### STORED DATA

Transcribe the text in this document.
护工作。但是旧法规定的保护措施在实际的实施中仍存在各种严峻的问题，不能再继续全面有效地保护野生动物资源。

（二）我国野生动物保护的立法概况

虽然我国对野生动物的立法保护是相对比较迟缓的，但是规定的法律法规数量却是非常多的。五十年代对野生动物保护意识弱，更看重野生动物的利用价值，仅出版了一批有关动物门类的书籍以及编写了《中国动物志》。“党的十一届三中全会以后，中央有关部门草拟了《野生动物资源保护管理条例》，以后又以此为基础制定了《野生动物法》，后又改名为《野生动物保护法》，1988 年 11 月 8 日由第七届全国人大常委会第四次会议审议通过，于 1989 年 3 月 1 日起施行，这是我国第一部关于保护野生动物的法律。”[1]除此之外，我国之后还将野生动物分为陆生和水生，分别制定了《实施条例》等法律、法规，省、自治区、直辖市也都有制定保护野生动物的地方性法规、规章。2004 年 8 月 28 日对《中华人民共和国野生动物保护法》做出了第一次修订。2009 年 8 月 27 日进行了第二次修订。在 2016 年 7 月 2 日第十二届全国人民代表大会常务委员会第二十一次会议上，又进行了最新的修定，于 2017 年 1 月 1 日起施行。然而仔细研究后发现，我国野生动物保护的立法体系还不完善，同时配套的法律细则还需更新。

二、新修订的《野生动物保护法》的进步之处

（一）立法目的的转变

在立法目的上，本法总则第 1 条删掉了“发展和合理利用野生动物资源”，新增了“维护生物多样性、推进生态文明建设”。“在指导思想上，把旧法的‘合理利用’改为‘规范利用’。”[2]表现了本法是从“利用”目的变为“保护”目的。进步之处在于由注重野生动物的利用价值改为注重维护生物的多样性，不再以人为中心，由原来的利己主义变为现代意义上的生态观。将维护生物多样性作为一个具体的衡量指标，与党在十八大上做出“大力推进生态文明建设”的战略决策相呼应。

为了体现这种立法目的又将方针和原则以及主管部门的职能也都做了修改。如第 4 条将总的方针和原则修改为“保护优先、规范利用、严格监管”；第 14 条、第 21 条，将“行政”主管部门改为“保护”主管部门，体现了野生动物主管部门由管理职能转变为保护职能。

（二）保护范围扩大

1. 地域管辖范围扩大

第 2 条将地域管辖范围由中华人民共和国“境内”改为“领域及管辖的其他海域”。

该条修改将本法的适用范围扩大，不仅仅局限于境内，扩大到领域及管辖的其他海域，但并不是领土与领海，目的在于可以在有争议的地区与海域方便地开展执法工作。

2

######

The records above must be output exactly, in full.

## ANSWER IN FULL
Transcribe the text in this document.
护工作。但是旧法规定的保护措施在实际的实施中仍存在各种严峻的问题，不能再继续全面有效地保护野生动物资源。

（二）我国野生动物保护的立法概况

虽然我国对野生动物的立法保护是相对比较迟缓的，但是规定的法律法规数量却是非常多的。五十年代对野生动物保护意识弱，更看重野生动物的利用价值，仅出版了一批有关动物门类的书籍以及编写了《中国动物志》。“党的十一届三中全会以后，中央有关部门草拟了《野生动物资源保护管理条例》，以后又以此为基础制定了《野生动物法》，后又改名为《野生动物保护法》，1988 年 11 月 8 日由第七届全国人大常委会第四次会议审议通过，于 1989 年 3 月 1 日起施行，这是我国第一部关于保护野生动物的法律。”[1]除此之外，我国之后还将野生动物分为陆生和水生，分别制定了《实施条例》等法律、法规，省、自治区、直辖市也都有制定保护野生动物的地方性法规、规章。2004 年 8 月 28 日对《中华人民共和国野生动物保护法》做出了第一次修订。2009 年 8 月 27 日进行了第二次修订。在 2016 年 7 月 2 日第十二届全国人民代表大会常务委员会第二十一次会议上，又进行了最新的修定，于 2017 年 1 月 1 日起施行。然而仔细研究后发现，我国野生动物保护的立法体系还不完善，同时配套的法律细则还需更新。

二、新修订的《野生动物保护法》的进步之处

（一）立法目的的转变

在立法目的上，本法总则第 1 条删掉了“发展和合理利用野生动物资源”，新增了“维护生物多样性、推进生态文明建设”。“在指导思想上，把旧法的‘合理利用’改为‘规范利用’。”[2]表现了本法是从“利用”目的变为“保护”目的。进步之处在于由注重野生动物的利用价值改为注重维护生物的多样性，不再以人为中心，由原来的利己主义变为现代意义上的生态观。将维护生物多样性作为一个具体的衡量指标，与党在十八大上做出“大力推进生态文明建设”的战略决策相呼应。

为了体现这种立法目的又将方针和原则以及主管部门的职能也都做了修改。如第 4 条将总的方针和原则修改为“保护优先、规范利用、严格监管”；第 14 条、第 21 条，将“行政”主管部门改为“保护”主管部门，体现了野生动物主管部门由管理职能转变为保护职能。

（二）保护范围扩大

1. 地域管辖范围扩大

第 2 条将地域管辖范围由中华人民共和国“境内”改为“领域及管辖的其他海域”。

该条修改将本法的适用范围扩大，不仅仅局限于境内，扩大到领域及管辖的其他海域，但并不是领土与领海，目的在于可以在有争议的地区与海域方便地开展执法工作。

2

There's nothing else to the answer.